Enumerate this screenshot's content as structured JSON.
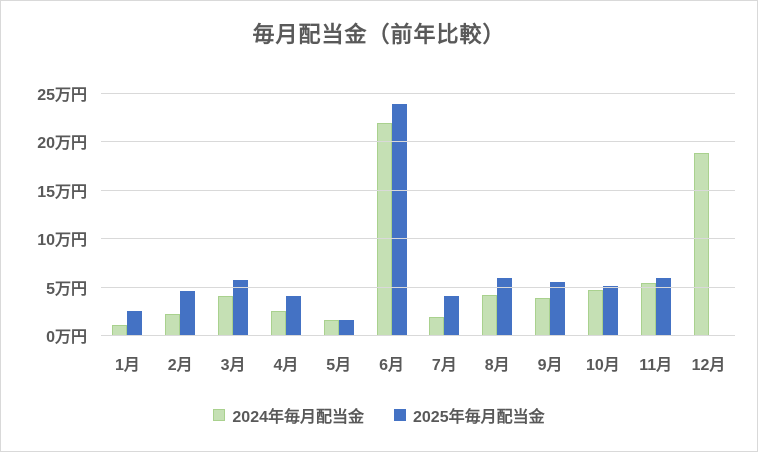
{
  "window": {
    "background": "#ffffff",
    "border_color": "#d9d9d9",
    "text_color": "#595959",
    "grid_color": "#d9d9d9"
  },
  "chart_data": {
    "type": "bar",
    "title": "毎月配当金（前年比較）",
    "categories": [
      "1月",
      "2月",
      "3月",
      "4月",
      "5月",
      "6月",
      "7月",
      "8月",
      "9月",
      "10月",
      "11月",
      "12月"
    ],
    "series": [
      {
        "name": "2024年毎月配当金",
        "color": "#c5e0b4",
        "border_color": "#a9d18e",
        "values": [
          1.0,
          2.2,
          4.0,
          2.5,
          1.5,
          21.9,
          1.9,
          4.1,
          3.8,
          4.7,
          5.4,
          18.8
        ]
      },
      {
        "name": "2025年毎月配当金",
        "color": "#4472c4",
        "border_color": "#4472c4",
        "values": [
          2.5,
          4.5,
          5.7,
          4.0,
          1.6,
          23.9,
          4.0,
          5.9,
          5.5,
          5.1,
          5.9,
          null
        ]
      }
    ],
    "ylabel": "",
    "xlabel": "",
    "ylim": [
      0,
      25
    ],
    "yticks": [
      {
        "value": 25,
        "label": "25万円"
      },
      {
        "value": 20,
        "label": "20万円"
      },
      {
        "value": 15,
        "label": "15万円"
      },
      {
        "value": 10,
        "label": "10万円"
      },
      {
        "value": 5,
        "label": "5万円"
      },
      {
        "value": 0,
        "label": "0万円"
      }
    ],
    "grid": true,
    "legend_position": "bottom"
  }
}
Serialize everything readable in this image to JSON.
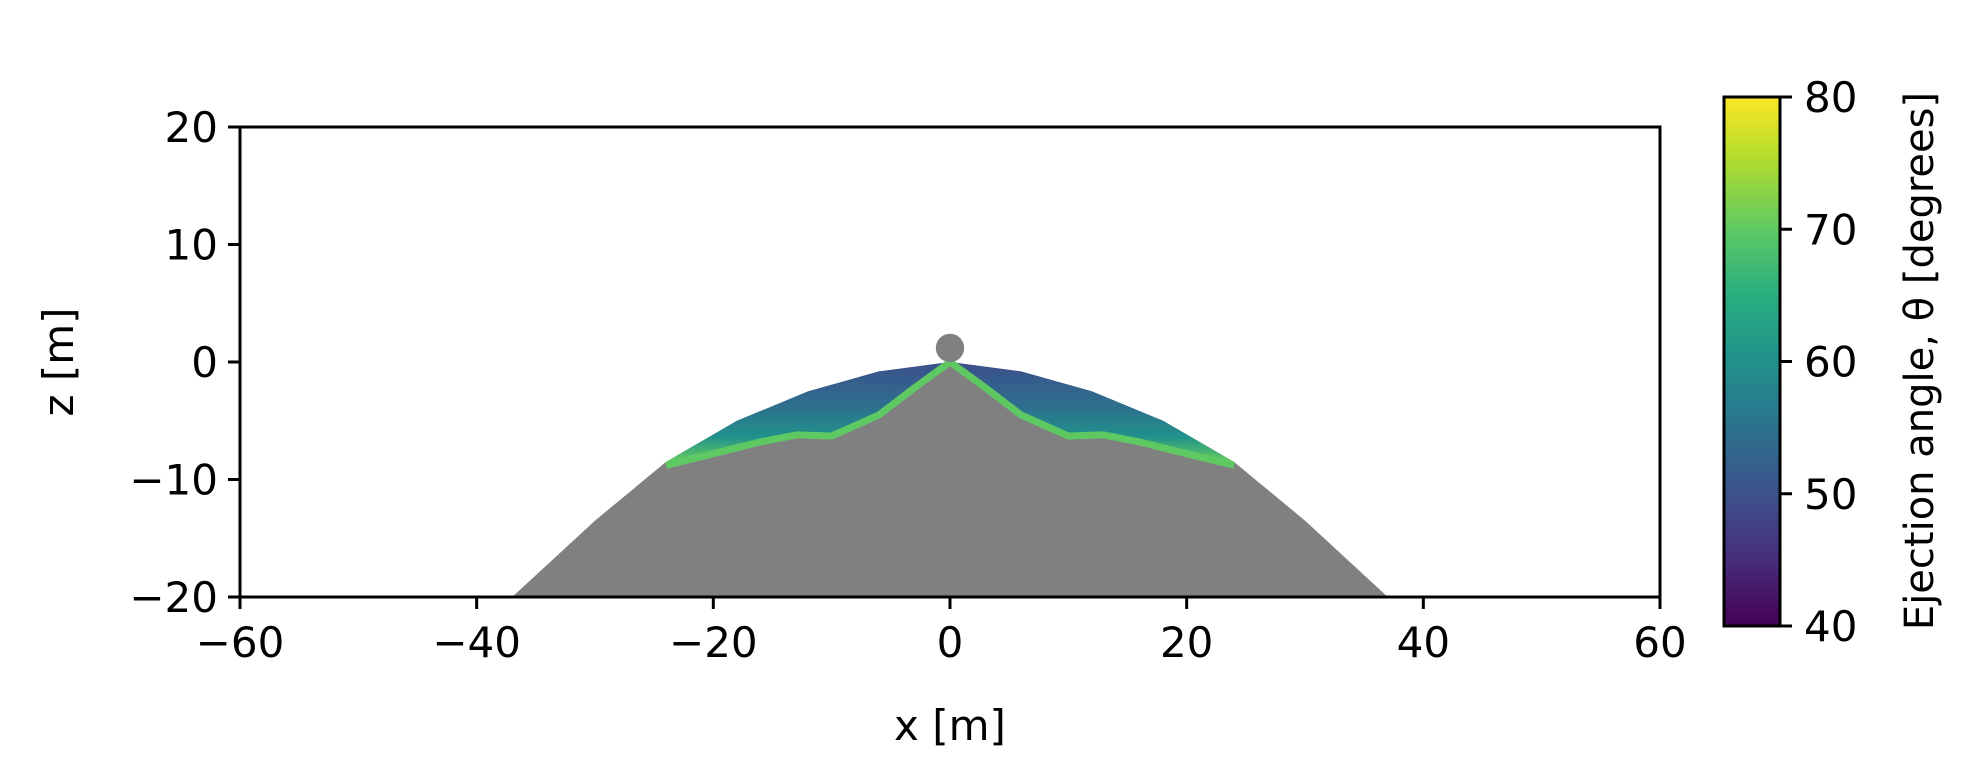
{
  "chart_data": {
    "type": "heatmap",
    "title": "",
    "xlabel": "x [m]",
    "ylabel": "z [m]",
    "xlim": [
      -60,
      60
    ],
    "ylim": [
      -20,
      20
    ],
    "xticks": [
      -60,
      -40,
      -20,
      0,
      20,
      40,
      60
    ],
    "yticks": [
      -20,
      -10,
      0,
      10,
      20
    ],
    "xtick_labels": [
      "−60",
      "−40",
      "−20",
      "0",
      "20",
      "40",
      "60"
    ],
    "ytick_labels": [
      "−20",
      "−10",
      "0",
      "10",
      "20"
    ],
    "grid": false,
    "colorbar": {
      "label": "Ejection angle, θ [degrees]",
      "colormap": "viridis",
      "range": [
        40,
        80
      ],
      "ticks": [
        40,
        50,
        60,
        70,
        80
      ],
      "tick_labels": [
        "40",
        "50",
        "60",
        "70",
        "80"
      ]
    },
    "crater_body": {
      "color": "#808080",
      "outline": [
        [
          -37,
          -20
        ],
        [
          -30,
          -13.5
        ],
        [
          -24,
          -8.5
        ],
        [
          -18,
          -5
        ],
        [
          -12,
          -2.5
        ],
        [
          -6,
          -0.8
        ],
        [
          0,
          0
        ],
        [
          6,
          -0.8
        ],
        [
          12,
          -2.5
        ],
        [
          18,
          -5
        ],
        [
          24,
          -8.5
        ],
        [
          30,
          -13.5
        ],
        [
          37,
          -20
        ]
      ]
    },
    "impactor": {
      "x": 0,
      "z": 1.2,
      "radius": 1.2,
      "color": "#808080"
    },
    "ejecta_curtain": {
      "outer_edge": [
        [
          -24,
          -8.5
        ],
        [
          -18,
          -5
        ],
        [
          -12,
          -2.5
        ],
        [
          -6,
          -0.8
        ],
        [
          0,
          0
        ],
        [
          6,
          -0.8
        ],
        [
          12,
          -2.5
        ],
        [
          18,
          -5
        ],
        [
          24,
          -8.5
        ]
      ],
      "inner_edge": [
        [
          -24,
          -8.8
        ],
        [
          -20,
          -7.8
        ],
        [
          -16,
          -6.8
        ],
        [
          -13,
          -6.2
        ],
        [
          -10,
          -6.3
        ],
        [
          -6,
          -4.5
        ],
        [
          -3,
          -2.2
        ],
        [
          0,
          0
        ],
        [
          3,
          -2.2
        ],
        [
          6,
          -4.5
        ],
        [
          10,
          -6.3
        ],
        [
          13,
          -6.2
        ],
        [
          16,
          -6.8
        ],
        [
          20,
          -7.8
        ],
        [
          24,
          -8.8
        ]
      ],
      "angle_outer_deg": 50,
      "angle_inner_deg": 70
    }
  }
}
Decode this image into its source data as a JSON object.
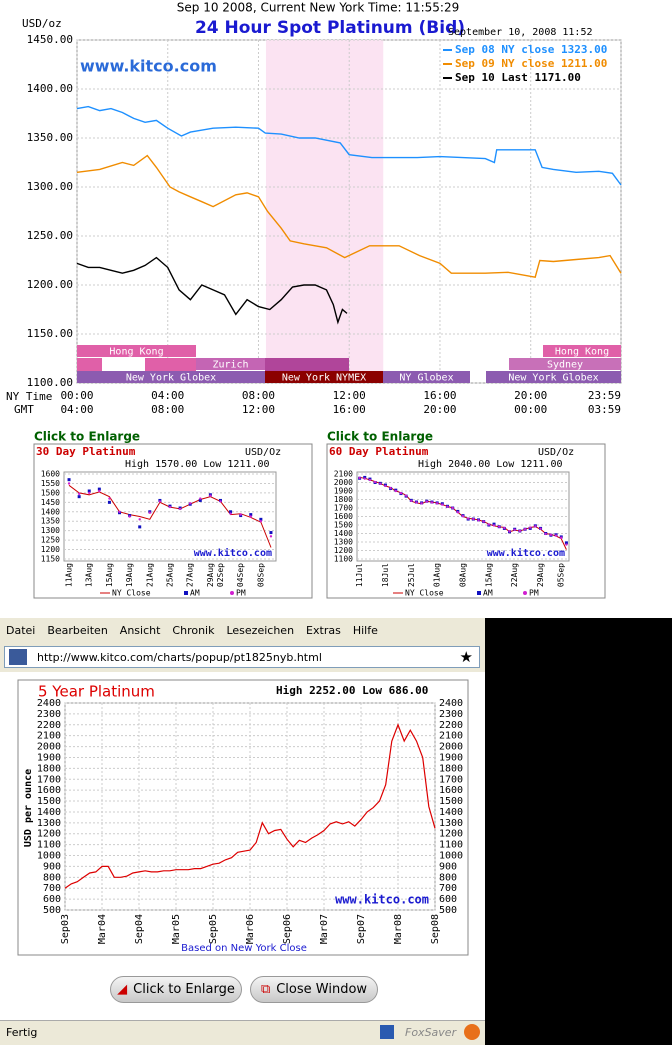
{
  "header": {
    "title": "Sep 10 2008, Current New York Time: 11:55:29"
  },
  "chart_data": [
    {
      "type": "line",
      "title": "24 Hour Spot Platinum (Bid)",
      "timestamp": "September 10, 2008 11:52",
      "watermark": "www.kitco.com",
      "y_label": "USD/oz",
      "x_label": "NY Time",
      "x2_label": "GMT",
      "xlim": [
        0,
        23.98
      ],
      "xticks": [
        {
          "value": 0,
          "label": "00:00"
        },
        {
          "value": 4,
          "label": "04:00"
        },
        {
          "value": 8,
          "label": "08:00"
        },
        {
          "value": 12,
          "label": "12:00"
        },
        {
          "value": 16,
          "label": "16:00"
        },
        {
          "value": 20,
          "label": "20:00"
        },
        {
          "value": 23.98,
          "label": "23:59"
        }
      ],
      "x2ticks": [
        {
          "value": 0,
          "label": "04:00"
        },
        {
          "value": 4,
          "label": "08:00"
        },
        {
          "value": 8,
          "label": "12:00"
        },
        {
          "value": 12,
          "label": "16:00"
        },
        {
          "value": 16,
          "label": "20:00"
        },
        {
          "value": 20,
          "label": "00:00"
        },
        {
          "value": 23.98,
          "label": "03:59"
        }
      ],
      "ylim": [
        1100,
        1450
      ],
      "yticks": [
        {
          "value": 1100,
          "label": "1100.00"
        },
        {
          "value": 1150,
          "label": "1150.00"
        },
        {
          "value": 1200,
          "label": "1200.00"
        },
        {
          "value": 1250,
          "label": "1250.00"
        },
        {
          "value": 1300,
          "label": "1300.00"
        },
        {
          "value": 1350,
          "label": "1350.00"
        },
        {
          "value": 1400,
          "label": "1400.00"
        },
        {
          "value": 1450,
          "label": "1450.00"
        }
      ],
      "grid": true,
      "shaded_region": [
        8.33,
        13.5
      ],
      "series": [
        {
          "name": "Sep 08 NY close 1323.00",
          "color": "#1e90ff",
          "x": [
            0,
            0.5,
            1,
            1.5,
            2,
            2.5,
            3,
            3.5,
            4,
            4.6,
            5,
            6,
            7,
            8,
            8.3,
            9,
            9.8,
            10.5,
            11.6,
            12,
            13,
            14,
            15,
            16,
            17,
            18,
            18.4,
            18.5,
            20.2,
            20.5,
            21,
            22,
            23,
            23.6,
            23.98
          ],
          "values": [
            1380,
            1382,
            1378,
            1380,
            1376,
            1370,
            1366,
            1368,
            1360,
            1352,
            1356,
            1360,
            1361,
            1360,
            1355,
            1354,
            1350,
            1350,
            1345,
            1333,
            1330,
            1330,
            1330,
            1331,
            1330,
            1329,
            1325,
            1338,
            1338,
            1320,
            1318,
            1315,
            1316,
            1314,
            1302
          ]
        },
        {
          "name": "Sep 09 NY close 1211.00",
          "color": "#f08c00",
          "x": [
            0,
            1,
            2,
            2.5,
            3.1,
            3.5,
            4.1,
            4.5,
            5,
            5.5,
            6,
            7,
            7.5,
            8,
            8.4,
            9,
            9.4,
            10,
            11,
            11.8,
            12.9,
            14.2,
            15.1,
            16,
            16.5,
            18,
            19,
            20.2,
            20.4,
            21,
            22,
            23,
            23.5,
            23.98
          ],
          "values": [
            1315,
            1318,
            1325,
            1322,
            1332,
            1320,
            1300,
            1295,
            1290,
            1285,
            1280,
            1292,
            1294,
            1290,
            1275,
            1258,
            1245,
            1242,
            1238,
            1228,
            1240,
            1240,
            1230,
            1222,
            1212,
            1212,
            1213,
            1208,
            1225,
            1224,
            1226,
            1228,
            1230,
            1212
          ]
        },
        {
          "name": "Sep 10 Last 1171.00",
          "color": "#000000",
          "x": [
            0,
            0.5,
            1,
            1.5,
            2,
            2.5,
            3,
            3.5,
            4,
            4.5,
            5,
            5.5,
            6,
            6.5,
            7,
            7.5,
            8,
            8.5,
            9,
            9.5,
            10,
            10.5,
            11,
            11.3,
            11.5,
            11.7,
            11.9
          ],
          "values": [
            1222,
            1218,
            1218,
            1215,
            1212,
            1215,
            1220,
            1228,
            1218,
            1195,
            1185,
            1200,
            1195,
            1190,
            1170,
            1185,
            1178,
            1175,
            1185,
            1198,
            1200,
            1200,
            1195,
            1180,
            1162,
            1175,
            1171
          ]
        }
      ]
    },
    {
      "type": "line",
      "title": "30 Day Platinum",
      "unit": "USD/Oz",
      "subtitle": "High 1570.00 Low 1211.00",
      "watermark": "www.kitco.com",
      "categories": [
        "11Aug",
        null,
        "13Aug",
        null,
        "15Aug",
        null,
        "19Aug",
        null,
        "21Aug",
        null,
        "25Aug",
        null,
        "27Aug",
        null,
        "29Aug",
        "02Sep",
        null,
        "04Sep",
        null,
        "08Sep",
        null
      ],
      "ylim": [
        1150,
        1600
      ],
      "yticks": [
        1150,
        1200,
        1250,
        1300,
        1350,
        1400,
        1450,
        1500,
        1550,
        1600
      ],
      "grid": true,
      "series": [
        {
          "name": "NY Close",
          "color": "#cc0000",
          "values": [
            1540,
            1500,
            1490,
            1505,
            1480,
            1400,
            1385,
            1375,
            1360,
            1450,
            1425,
            1415,
            1440,
            1465,
            1480,
            1455,
            1385,
            1390,
            1370,
            1345,
            1211
          ]
        },
        {
          "name": "AM",
          "color": "#1010c0",
          "values": [
            1570,
            1480,
            1510,
            1520,
            1450,
            1395,
            1380,
            1320,
            1400,
            1460,
            1430,
            1420,
            1440,
            1460,
            1490,
            1460,
            1400,
            1380,
            1385,
            1360,
            1290
          ]
        },
        {
          "name": "PM",
          "color": "#d020d0",
          "values": [
            1550,
            1495,
            1500,
            1510,
            1470,
            1400,
            1375,
            1360,
            1395,
            1455,
            1425,
            1415,
            1445,
            1470,
            1485,
            1455,
            1390,
            1385,
            1375,
            1350,
            1270
          ]
        }
      ]
    },
    {
      "type": "line",
      "title": "60 Day Platinum",
      "unit": "USD/Oz",
      "subtitle": "High 2040.00 Low 1211.00",
      "watermark": "www.kitco.com",
      "categories": [
        "11Jul",
        null,
        null,
        null,
        null,
        "18Jul",
        null,
        null,
        null,
        null,
        "25Jul",
        null,
        null,
        null,
        null,
        "01Aug",
        null,
        null,
        null,
        null,
        "08Aug",
        null,
        null,
        null,
        null,
        "15Aug",
        null,
        null,
        null,
        null,
        "22Aug",
        null,
        null,
        null,
        null,
        "29Aug",
        null,
        null,
        null,
        "05Sep",
        null
      ],
      "ylim": [
        1100,
        2100
      ],
      "yticks": [
        1100,
        1200,
        1300,
        1400,
        1500,
        1600,
        1700,
        1800,
        1900,
        2000,
        2100
      ],
      "grid": true,
      "series": [
        {
          "name": "NY Close",
          "color": "#cc0000",
          "values": [
            2060,
            2050,
            2030,
            2010,
            1990,
            1960,
            1940,
            1900,
            1880,
            1850,
            1780,
            1760,
            1750,
            1780,
            1770,
            1760,
            1740,
            1720,
            1700,
            1650,
            1600,
            1580,
            1570,
            1560,
            1540,
            1510,
            1490,
            1480,
            1470,
            1420,
            1440,
            1430,
            1450,
            1470,
            1480,
            1450,
            1400,
            1390,
            1370,
            1340,
            1211
          ]
        },
        {
          "name": "AM",
          "color": "#1010c0",
          "values": [
            2050,
            2060,
            2040,
            2000,
            1990,
            1970,
            1930,
            1910,
            1870,
            1840,
            1790,
            1770,
            1760,
            1780,
            1770,
            1760,
            1750,
            1720,
            1700,
            1660,
            1610,
            1570,
            1570,
            1560,
            1540,
            1500,
            1510,
            1480,
            1460,
            1420,
            1450,
            1430,
            1450,
            1460,
            1490,
            1460,
            1400,
            1380,
            1385,
            1360,
            1290
          ]
        },
        {
          "name": "PM",
          "color": "#d020d0",
          "values": [
            2055,
            2045,
            2030,
            2005,
            1985,
            1960,
            1935,
            1900,
            1875,
            1845,
            1785,
            1765,
            1755,
            1775,
            1765,
            1755,
            1740,
            1715,
            1700,
            1650,
            1605,
            1575,
            1570,
            1555,
            1540,
            1505,
            1495,
            1480,
            1465,
            1425,
            1445,
            1430,
            1450,
            1470,
            1485,
            1455,
            1395,
            1385,
            1375,
            1350,
            1270
          ]
        }
      ]
    },
    {
      "type": "line",
      "title": "5 Year Platinum",
      "subtitle": "High 2252.00 Low 686.00",
      "y_label": "USD per ounce",
      "watermark": "www.kitco.com",
      "footnote": "Based on New York Close",
      "categories": [
        "Sep03",
        null,
        null,
        null,
        null,
        null,
        "Mar04",
        null,
        null,
        null,
        null,
        null,
        "Sep04",
        null,
        null,
        null,
        null,
        null,
        "Mar05",
        null,
        null,
        null,
        null,
        null,
        "Sep05",
        null,
        null,
        null,
        null,
        null,
        "Mar06",
        null,
        null,
        null,
        null,
        null,
        "Sep06",
        null,
        null,
        null,
        null,
        null,
        "Mar07",
        null,
        null,
        null,
        null,
        null,
        "Sep07",
        null,
        null,
        null,
        null,
        null,
        "Mar08",
        null,
        null,
        null,
        null,
        null,
        "Sep08"
      ],
      "ylim": [
        500,
        2400
      ],
      "yticks": [
        500,
        600,
        700,
        800,
        900,
        1000,
        1100,
        1200,
        1300,
        1400,
        1500,
        1600,
        1700,
        1800,
        1900,
        2000,
        2100,
        2200,
        2300,
        2400
      ],
      "grid": true,
      "series": [
        {
          "name": "NY Close",
          "color": "#dd0000",
          "values": [
            700,
            740,
            760,
            800,
            840,
            850,
            900,
            900,
            800,
            800,
            810,
            840,
            850,
            860,
            850,
            850,
            860,
            860,
            870,
            870,
            870,
            880,
            880,
            900,
            920,
            930,
            960,
            980,
            1030,
            1040,
            1050,
            1120,
            1300,
            1200,
            1230,
            1240,
            1150,
            1080,
            1140,
            1120,
            1160,
            1190,
            1230,
            1290,
            1310,
            1290,
            1310,
            1270,
            1330,
            1400,
            1440,
            1500,
            1650,
            2050,
            2200,
            2050,
            2150,
            2050,
            1900,
            1450,
            1250
          ]
        }
      ]
    }
  ],
  "sessions": [
    "Hong Kong",
    "Zurich",
    "New York Globex",
    "New York NYMEX",
    "NY Globex",
    "Hong Kong",
    "Sydney",
    "New York Globex"
  ],
  "enlarge_links": [
    "Click to Enlarge",
    "Click to Enlarge"
  ],
  "browser": {
    "menu": [
      "Datei",
      "Bearbeiten",
      "Ansicht",
      "Chronik",
      "Lesezeichen",
      "Extras",
      "Hilfe"
    ],
    "url": "http://www.kitco.com/charts/popup/pt1825nyb.html",
    "buttons": [
      "Click to Enlarge",
      "Close Window"
    ],
    "status": "Fertig",
    "addon": "FoxSaver"
  }
}
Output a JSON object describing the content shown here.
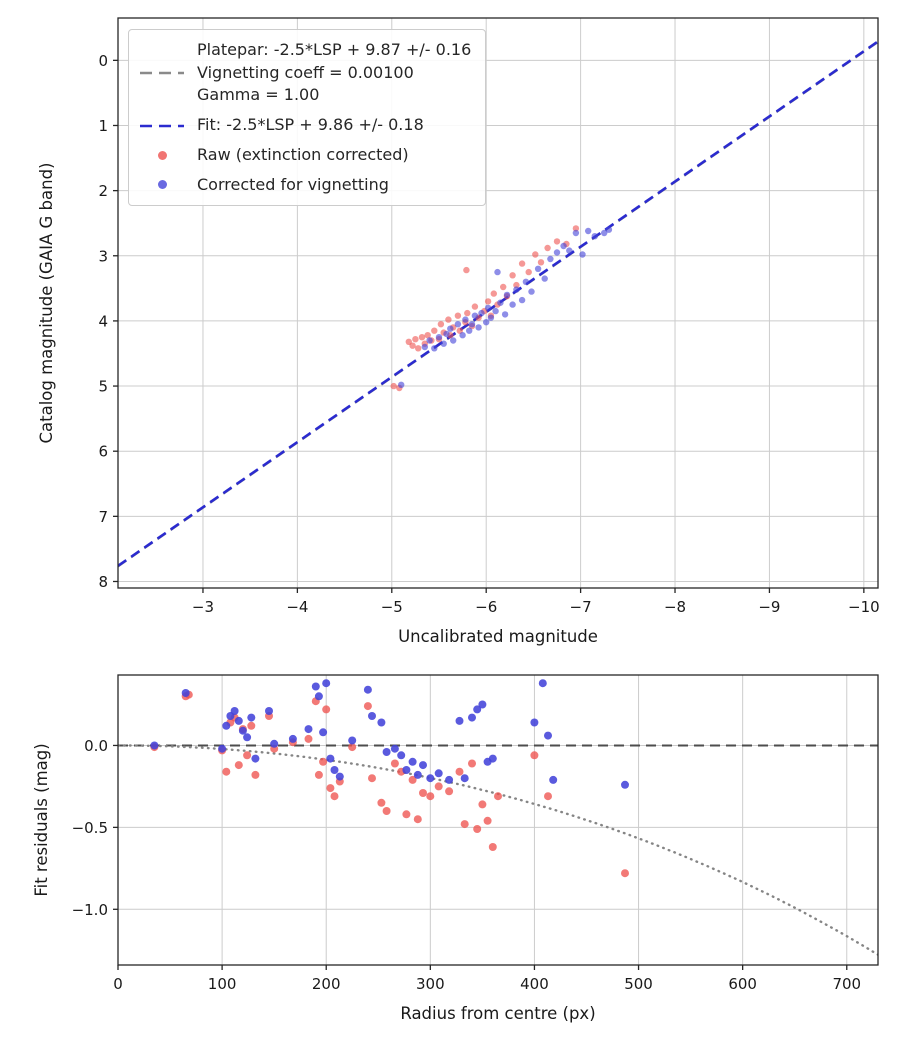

• _TASK OBJECTIVE_: Find the lines that include the string "image", then copy each of them.

• _WRITTEN SOLUTION_:
Serialize everything readable in this image to JSON.
Decode this image into its source data as a JSON object.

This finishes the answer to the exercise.